What is expected >> Give only the number of lines in the data that contain the word "label".

==== Dataset entries ====

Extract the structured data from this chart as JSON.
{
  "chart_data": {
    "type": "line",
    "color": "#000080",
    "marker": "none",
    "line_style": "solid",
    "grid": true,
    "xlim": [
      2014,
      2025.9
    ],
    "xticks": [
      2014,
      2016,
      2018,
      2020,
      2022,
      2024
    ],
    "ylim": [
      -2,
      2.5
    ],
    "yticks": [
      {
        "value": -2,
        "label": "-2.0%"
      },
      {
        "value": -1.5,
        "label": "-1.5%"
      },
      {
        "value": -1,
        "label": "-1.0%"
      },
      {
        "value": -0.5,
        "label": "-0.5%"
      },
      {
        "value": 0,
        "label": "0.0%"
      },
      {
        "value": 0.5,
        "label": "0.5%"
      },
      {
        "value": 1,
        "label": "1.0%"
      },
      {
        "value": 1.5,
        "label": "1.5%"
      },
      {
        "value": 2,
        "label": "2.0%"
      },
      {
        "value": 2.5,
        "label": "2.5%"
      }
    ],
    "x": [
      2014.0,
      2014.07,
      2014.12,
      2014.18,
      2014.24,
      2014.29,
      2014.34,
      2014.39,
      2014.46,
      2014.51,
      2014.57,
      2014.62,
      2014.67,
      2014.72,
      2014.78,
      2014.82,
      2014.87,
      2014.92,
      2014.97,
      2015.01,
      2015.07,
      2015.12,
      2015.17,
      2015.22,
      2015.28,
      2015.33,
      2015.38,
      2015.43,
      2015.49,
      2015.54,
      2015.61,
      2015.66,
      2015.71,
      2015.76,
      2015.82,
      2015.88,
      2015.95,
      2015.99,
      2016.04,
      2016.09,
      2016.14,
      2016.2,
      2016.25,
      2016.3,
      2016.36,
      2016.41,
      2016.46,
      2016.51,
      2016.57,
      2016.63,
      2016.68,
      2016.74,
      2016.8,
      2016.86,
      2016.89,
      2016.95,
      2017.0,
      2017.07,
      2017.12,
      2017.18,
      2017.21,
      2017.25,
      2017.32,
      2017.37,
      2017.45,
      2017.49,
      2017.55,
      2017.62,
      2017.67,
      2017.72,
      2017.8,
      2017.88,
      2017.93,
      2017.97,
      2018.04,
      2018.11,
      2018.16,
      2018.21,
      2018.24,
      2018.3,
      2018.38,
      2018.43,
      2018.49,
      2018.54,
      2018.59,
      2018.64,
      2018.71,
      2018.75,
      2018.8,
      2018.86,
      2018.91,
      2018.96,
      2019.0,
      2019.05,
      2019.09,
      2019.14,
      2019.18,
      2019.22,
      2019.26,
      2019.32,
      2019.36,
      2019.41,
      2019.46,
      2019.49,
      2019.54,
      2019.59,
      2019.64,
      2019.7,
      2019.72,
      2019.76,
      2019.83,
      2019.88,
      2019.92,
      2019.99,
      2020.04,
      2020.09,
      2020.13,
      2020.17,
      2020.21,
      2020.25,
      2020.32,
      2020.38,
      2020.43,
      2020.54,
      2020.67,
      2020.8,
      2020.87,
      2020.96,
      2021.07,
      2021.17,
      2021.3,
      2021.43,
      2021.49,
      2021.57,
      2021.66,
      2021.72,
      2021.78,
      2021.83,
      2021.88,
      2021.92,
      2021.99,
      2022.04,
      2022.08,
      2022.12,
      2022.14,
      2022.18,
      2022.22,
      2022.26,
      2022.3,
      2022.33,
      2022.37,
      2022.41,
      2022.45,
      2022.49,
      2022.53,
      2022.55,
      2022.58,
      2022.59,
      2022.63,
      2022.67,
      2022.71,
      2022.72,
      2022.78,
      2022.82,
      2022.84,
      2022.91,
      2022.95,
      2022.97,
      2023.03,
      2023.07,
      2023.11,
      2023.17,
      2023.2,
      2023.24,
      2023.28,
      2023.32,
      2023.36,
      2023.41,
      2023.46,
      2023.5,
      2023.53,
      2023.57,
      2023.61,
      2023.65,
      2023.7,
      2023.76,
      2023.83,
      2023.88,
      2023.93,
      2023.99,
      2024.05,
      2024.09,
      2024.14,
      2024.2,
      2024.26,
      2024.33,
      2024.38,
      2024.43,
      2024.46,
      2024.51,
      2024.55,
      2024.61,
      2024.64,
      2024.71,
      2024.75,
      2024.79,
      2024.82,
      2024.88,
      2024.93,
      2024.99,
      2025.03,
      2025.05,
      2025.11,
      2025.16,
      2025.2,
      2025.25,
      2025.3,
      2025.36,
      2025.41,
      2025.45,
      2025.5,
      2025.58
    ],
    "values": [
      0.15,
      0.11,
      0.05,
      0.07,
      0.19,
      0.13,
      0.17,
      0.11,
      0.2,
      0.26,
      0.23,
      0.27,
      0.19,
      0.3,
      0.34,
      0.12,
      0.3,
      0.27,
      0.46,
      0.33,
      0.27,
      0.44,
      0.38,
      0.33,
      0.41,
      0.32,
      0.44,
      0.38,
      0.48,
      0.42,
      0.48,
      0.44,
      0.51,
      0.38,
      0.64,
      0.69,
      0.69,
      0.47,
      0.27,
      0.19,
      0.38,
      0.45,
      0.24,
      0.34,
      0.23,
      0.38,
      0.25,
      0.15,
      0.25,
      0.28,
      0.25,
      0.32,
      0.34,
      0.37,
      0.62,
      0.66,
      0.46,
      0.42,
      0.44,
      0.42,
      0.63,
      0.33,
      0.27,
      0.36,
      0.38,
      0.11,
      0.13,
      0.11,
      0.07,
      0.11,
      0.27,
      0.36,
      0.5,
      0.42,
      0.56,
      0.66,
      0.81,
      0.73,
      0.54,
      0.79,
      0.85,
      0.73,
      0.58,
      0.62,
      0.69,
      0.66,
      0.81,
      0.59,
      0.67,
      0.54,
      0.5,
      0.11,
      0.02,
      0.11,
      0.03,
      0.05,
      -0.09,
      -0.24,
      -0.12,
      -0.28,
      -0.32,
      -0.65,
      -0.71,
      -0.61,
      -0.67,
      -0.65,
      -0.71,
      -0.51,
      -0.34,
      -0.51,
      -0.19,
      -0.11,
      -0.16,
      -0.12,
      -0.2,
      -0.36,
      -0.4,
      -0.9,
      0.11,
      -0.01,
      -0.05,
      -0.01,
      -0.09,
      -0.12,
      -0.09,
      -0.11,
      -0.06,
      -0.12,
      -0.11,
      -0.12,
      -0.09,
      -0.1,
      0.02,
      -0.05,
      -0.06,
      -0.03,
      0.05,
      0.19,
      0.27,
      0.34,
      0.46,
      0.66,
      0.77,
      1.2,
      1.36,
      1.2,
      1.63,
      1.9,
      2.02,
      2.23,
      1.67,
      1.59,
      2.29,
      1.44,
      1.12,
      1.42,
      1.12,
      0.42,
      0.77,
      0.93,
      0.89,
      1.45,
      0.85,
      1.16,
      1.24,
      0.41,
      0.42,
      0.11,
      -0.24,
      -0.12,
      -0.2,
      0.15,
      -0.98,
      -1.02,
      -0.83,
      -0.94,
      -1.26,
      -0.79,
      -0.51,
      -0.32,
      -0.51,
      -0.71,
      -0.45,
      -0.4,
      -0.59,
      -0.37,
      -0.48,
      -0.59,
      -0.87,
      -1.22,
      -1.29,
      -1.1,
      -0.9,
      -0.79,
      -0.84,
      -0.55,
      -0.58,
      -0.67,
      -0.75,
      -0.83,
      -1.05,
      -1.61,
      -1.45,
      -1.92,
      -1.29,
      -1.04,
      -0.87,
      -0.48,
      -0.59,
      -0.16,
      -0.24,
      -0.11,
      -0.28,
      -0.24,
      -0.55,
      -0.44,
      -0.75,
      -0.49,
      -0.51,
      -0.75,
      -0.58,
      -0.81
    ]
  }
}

====

Task solution >> 10